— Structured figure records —
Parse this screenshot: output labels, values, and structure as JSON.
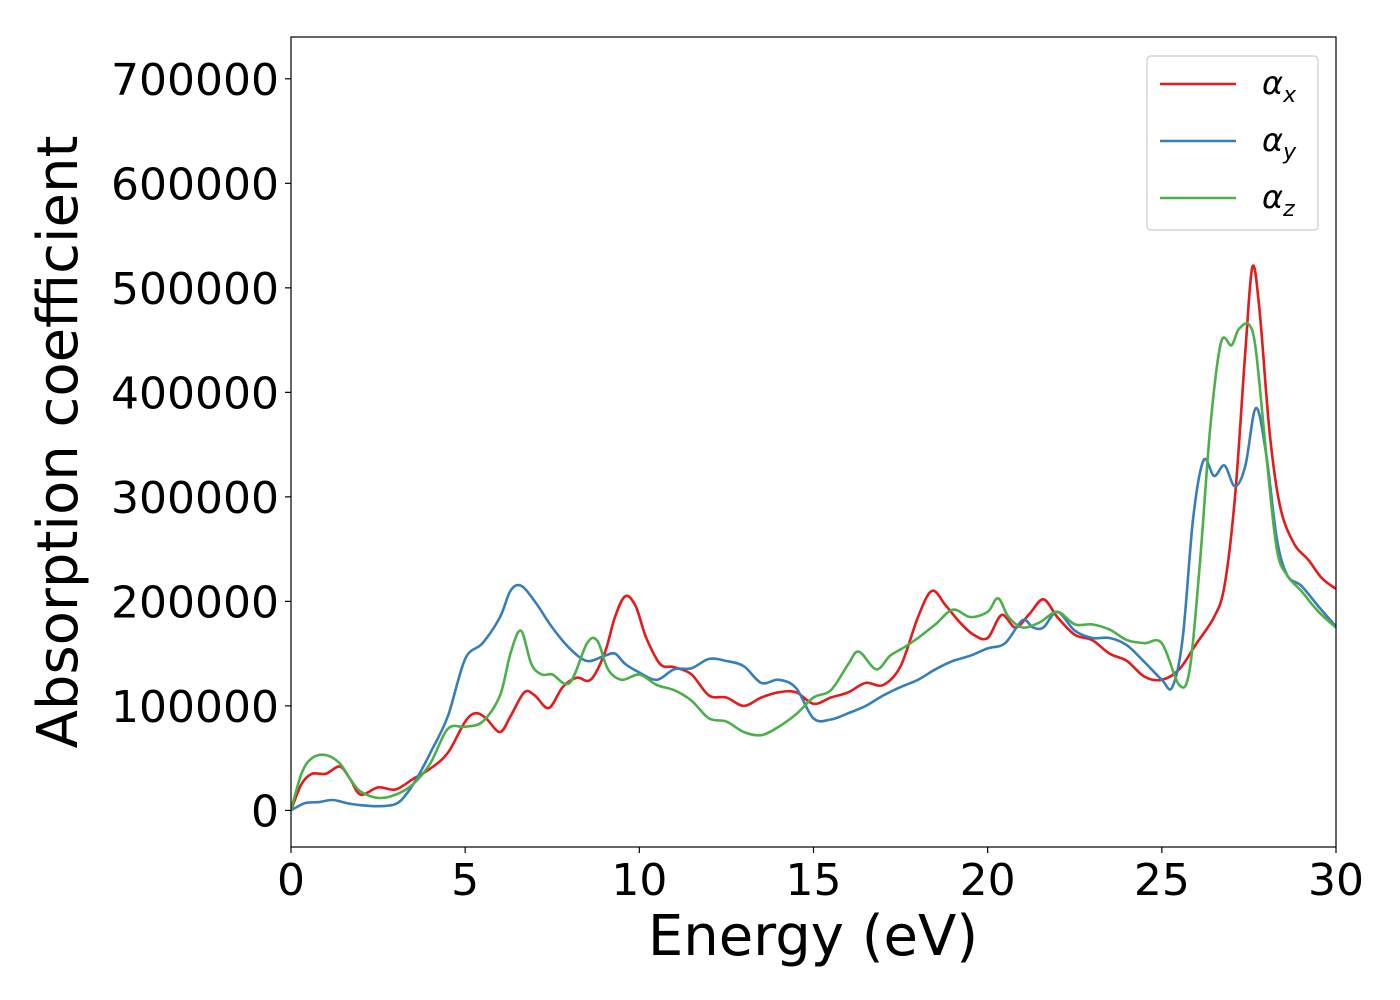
{
  "chart_data": {
    "type": "line",
    "title": "",
    "xlabel": "Energy (eV)",
    "ylabel": "Absorption coefficient",
    "xlim": [
      0,
      30
    ],
    "ylim": [
      -35000,
      740000
    ],
    "xticks": [
      0,
      5,
      10,
      15,
      20,
      25,
      30
    ],
    "xtick_labels": [
      "0",
      "5",
      "10",
      "15",
      "20",
      "25",
      "30"
    ],
    "yticks": [
      0,
      100000,
      200000,
      300000,
      400000,
      500000,
      600000,
      700000
    ],
    "ytick_labels": [
      "0",
      "100000",
      "200000",
      "300000",
      "400000",
      "500000",
      "600000",
      "700000"
    ],
    "grid": false,
    "legend_position": "top-right",
    "series": [
      {
        "name": "αx",
        "legend_symbol": "α",
        "legend_subscript": "x",
        "color": "#e41a1c",
        "x": [
          0,
          0.3,
          0.6,
          1.0,
          1.4,
          1.7,
          2.0,
          2.5,
          3.0,
          3.5,
          4.0,
          4.5,
          5.0,
          5.3,
          5.6,
          6.0,
          6.3,
          6.7,
          7.0,
          7.4,
          7.8,
          8.2,
          8.6,
          9.0,
          9.3,
          9.6,
          9.9,
          10.2,
          10.6,
          11.0,
          11.5,
          12.0,
          12.5,
          13.0,
          13.5,
          14.0,
          14.5,
          15.0,
          15.5,
          16.0,
          16.5,
          17.0,
          17.5,
          18.0,
          18.4,
          18.8,
          19.2,
          19.6,
          20.0,
          20.4,
          20.8,
          21.2,
          21.6,
          22.0,
          22.5,
          23.0,
          23.5,
          24.0,
          24.5,
          25.0,
          25.5,
          26.0,
          26.5,
          26.8,
          27.1,
          27.4,
          27.6,
          27.8,
          28.1,
          28.4,
          28.8,
          29.2,
          29.6,
          30.0
        ],
        "y": [
          0,
          25000,
          35000,
          35000,
          42000,
          30000,
          15000,
          22000,
          20000,
          30000,
          40000,
          55000,
          85000,
          93000,
          88000,
          75000,
          90000,
          113000,
          110000,
          98000,
          118000,
          127000,
          125000,
          150000,
          185000,
          205000,
          195000,
          165000,
          140000,
          137000,
          130000,
          110000,
          108000,
          100000,
          108000,
          113000,
          113000,
          102000,
          108000,
          113000,
          122000,
          120000,
          138000,
          185000,
          210000,
          196000,
          180000,
          168000,
          165000,
          187000,
          175000,
          188000,
          202000,
          185000,
          168000,
          163000,
          150000,
          143000,
          128000,
          125000,
          135000,
          160000,
          185000,
          215000,
          300000,
          440000,
          520000,
          480000,
          360000,
          290000,
          255000,
          240000,
          222000,
          212000
        ]
      },
      {
        "name": "αy",
        "legend_symbol": "α",
        "legend_subscript": "y",
        "color": "#377eb8",
        "x": [
          0,
          0.4,
          0.8,
          1.2,
          1.6,
          2.0,
          2.5,
          3.0,
          3.3,
          3.6,
          4.0,
          4.5,
          5.0,
          5.5,
          6.0,
          6.3,
          6.6,
          7.0,
          7.5,
          8.0,
          8.5,
          9.0,
          9.3,
          9.6,
          10.0,
          10.5,
          11.0,
          11.5,
          12.0,
          12.5,
          13.0,
          13.5,
          14.0,
          14.5,
          15.0,
          15.5,
          16.0,
          16.5,
          17.0,
          17.5,
          18.0,
          18.5,
          19.0,
          19.5,
          20.0,
          20.5,
          21.0,
          21.3,
          21.6,
          22.0,
          22.5,
          23.0,
          23.5,
          24.0,
          24.5,
          25.0,
          25.3,
          25.6,
          25.9,
          26.2,
          26.5,
          26.8,
          27.1,
          27.4,
          27.7,
          28.0,
          28.3,
          28.6,
          29.0,
          29.5,
          30.0
        ],
        "y": [
          0,
          7000,
          8000,
          10000,
          7000,
          5000,
          4000,
          6000,
          15000,
          30000,
          55000,
          90000,
          145000,
          160000,
          185000,
          210000,
          215000,
          200000,
          175000,
          155000,
          143000,
          148000,
          150000,
          140000,
          132000,
          125000,
          135000,
          136000,
          145000,
          143000,
          138000,
          122000,
          125000,
          117000,
          88000,
          87000,
          93000,
          100000,
          110000,
          118000,
          125000,
          135000,
          143000,
          148000,
          155000,
          160000,
          182000,
          175000,
          175000,
          190000,
          172000,
          165000,
          165000,
          158000,
          142000,
          125000,
          118000,
          165000,
          280000,
          335000,
          320000,
          330000,
          310000,
          330000,
          385000,
          340000,
          260000,
          225000,
          215000,
          195000,
          176000
        ]
      },
      {
        "name": "αz",
        "legend_symbol": "α",
        "legend_subscript": "z",
        "color": "#4daf4a",
        "x": [
          0,
          0.3,
          0.6,
          1.0,
          1.4,
          1.7,
          2.0,
          2.5,
          3.0,
          3.5,
          4.0,
          4.5,
          5.0,
          5.5,
          6.0,
          6.3,
          6.6,
          6.9,
          7.2,
          7.5,
          8.0,
          8.5,
          8.8,
          9.1,
          9.5,
          10.0,
          10.5,
          11.0,
          11.5,
          12.0,
          12.5,
          13.0,
          13.5,
          14.0,
          14.5,
          15.0,
          15.5,
          16.0,
          16.3,
          16.8,
          17.2,
          17.6,
          18.0,
          18.5,
          19.0,
          19.5,
          20.0,
          20.3,
          20.6,
          21.0,
          21.5,
          22.0,
          22.5,
          23.0,
          23.5,
          24.0,
          24.5,
          25.0,
          25.5,
          25.8,
          26.1,
          26.4,
          26.7,
          27.0,
          27.2,
          27.5,
          27.7,
          28.0,
          28.3,
          28.6,
          29.0,
          29.5,
          30.0
        ],
        "y": [
          0,
          35000,
          50000,
          53000,
          45000,
          30000,
          18000,
          12000,
          15000,
          25000,
          45000,
          78000,
          80000,
          85000,
          110000,
          150000,
          172000,
          140000,
          130000,
          130000,
          122000,
          160000,
          162000,
          135000,
          125000,
          130000,
          120000,
          115000,
          105000,
          88000,
          85000,
          75000,
          72000,
          80000,
          92000,
          108000,
          115000,
          140000,
          152000,
          135000,
          148000,
          156000,
          165000,
          178000,
          192000,
          185000,
          190000,
          203000,
          185000,
          175000,
          180000,
          190000,
          178000,
          178000,
          173000,
          163000,
          160000,
          160000,
          120000,
          135000,
          240000,
          370000,
          448000,
          445000,
          460000,
          465000,
          440000,
          340000,
          250000,
          225000,
          210000,
          190000,
          175000
        ]
      }
    ]
  }
}
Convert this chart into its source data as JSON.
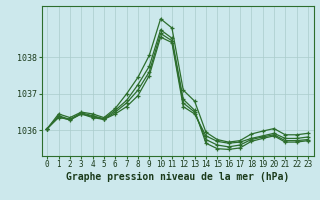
{
  "background_color": "#cce8ec",
  "grid_color": "#aacccc",
  "line_color": "#2d6e2d",
  "title": "Graphe pression niveau de la mer (hPa)",
  "title_fontsize": 7,
  "xticks": [
    0,
    1,
    2,
    3,
    4,
    5,
    6,
    7,
    8,
    9,
    10,
    11,
    12,
    13,
    14,
    15,
    16,
    17,
    18,
    19,
    20,
    21,
    22,
    23
  ],
  "ylim": [
    1035.3,
    1039.4
  ],
  "ytick_vals": [
    1036,
    1037,
    1038
  ],
  "tick_fontsize": 6,
  "series": [
    [
      1036.05,
      1036.35,
      1036.3,
      1036.45,
      1036.35,
      1036.3,
      1036.45,
      1036.65,
      1036.95,
      1037.5,
      1038.55,
      1038.4,
      1036.65,
      1036.45,
      1035.85,
      1035.7,
      1035.65,
      1035.68,
      1035.78,
      1035.85,
      1035.92,
      1035.78,
      1035.78,
      1035.82
    ],
    [
      1036.05,
      1036.38,
      1036.28,
      1036.45,
      1036.38,
      1036.3,
      1036.5,
      1036.75,
      1037.1,
      1037.6,
      1038.65,
      1038.45,
      1036.75,
      1036.5,
      1035.75,
      1035.6,
      1035.55,
      1035.6,
      1035.75,
      1035.82,
      1035.88,
      1035.72,
      1035.72,
      1035.75
    ],
    [
      1036.05,
      1036.4,
      1036.3,
      1036.48,
      1036.4,
      1036.32,
      1036.55,
      1036.82,
      1037.25,
      1037.75,
      1038.75,
      1038.52,
      1036.85,
      1036.55,
      1035.65,
      1035.5,
      1035.48,
      1035.52,
      1035.7,
      1035.78,
      1035.85,
      1035.68,
      1035.68,
      1035.72
    ],
    [
      1036.05,
      1036.45,
      1036.35,
      1036.5,
      1036.45,
      1036.35,
      1036.6,
      1037.0,
      1037.45,
      1038.05,
      1039.05,
      1038.8,
      1037.1,
      1036.8,
      1035.95,
      1035.75,
      1035.68,
      1035.72,
      1035.9,
      1035.98,
      1036.05,
      1035.88,
      1035.88,
      1035.92
    ]
  ]
}
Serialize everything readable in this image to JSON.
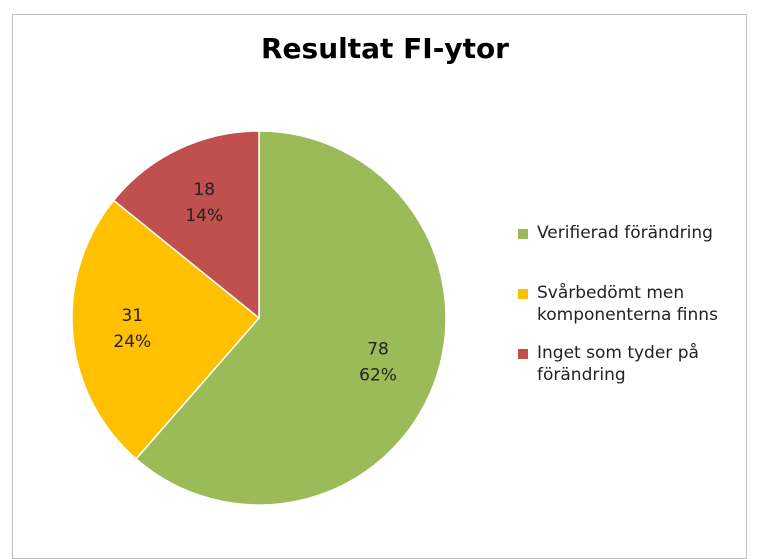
{
  "chart_data": {
    "type": "pie",
    "title": "Resultat FI-ytor",
    "categories": [
      "Verifierad förändring",
      "Svårbedömt men komponenterna finns",
      "Inget som tyder på förändring"
    ],
    "values": [
      78,
      31,
      18
    ],
    "percent_labels": [
      "62%",
      "24%",
      "14%"
    ],
    "colors": [
      "#9bbb59",
      "#ffc000",
      "#c0504d"
    ]
  }
}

— Problem statement —
Pictures are not part of the copy; reproduce exactly and only the lines from the line containing "Serialize everything readable" through the end of the listing.

— Exercise response —
Serialize everything readable in this image to JSON.
{
  "chart_data": {
    "type": "pie",
    "title": "Resultat FI-ytor",
    "categories": [
      "Verifierad förändring",
      "Svårbedömt men komponenterna finns",
      "Inget som tyder på förändring"
    ],
    "values": [
      78,
      31,
      18
    ],
    "percent_labels": [
      "62%",
      "24%",
      "14%"
    ],
    "colors": [
      "#9bbb59",
      "#ffc000",
      "#c0504d"
    ]
  }
}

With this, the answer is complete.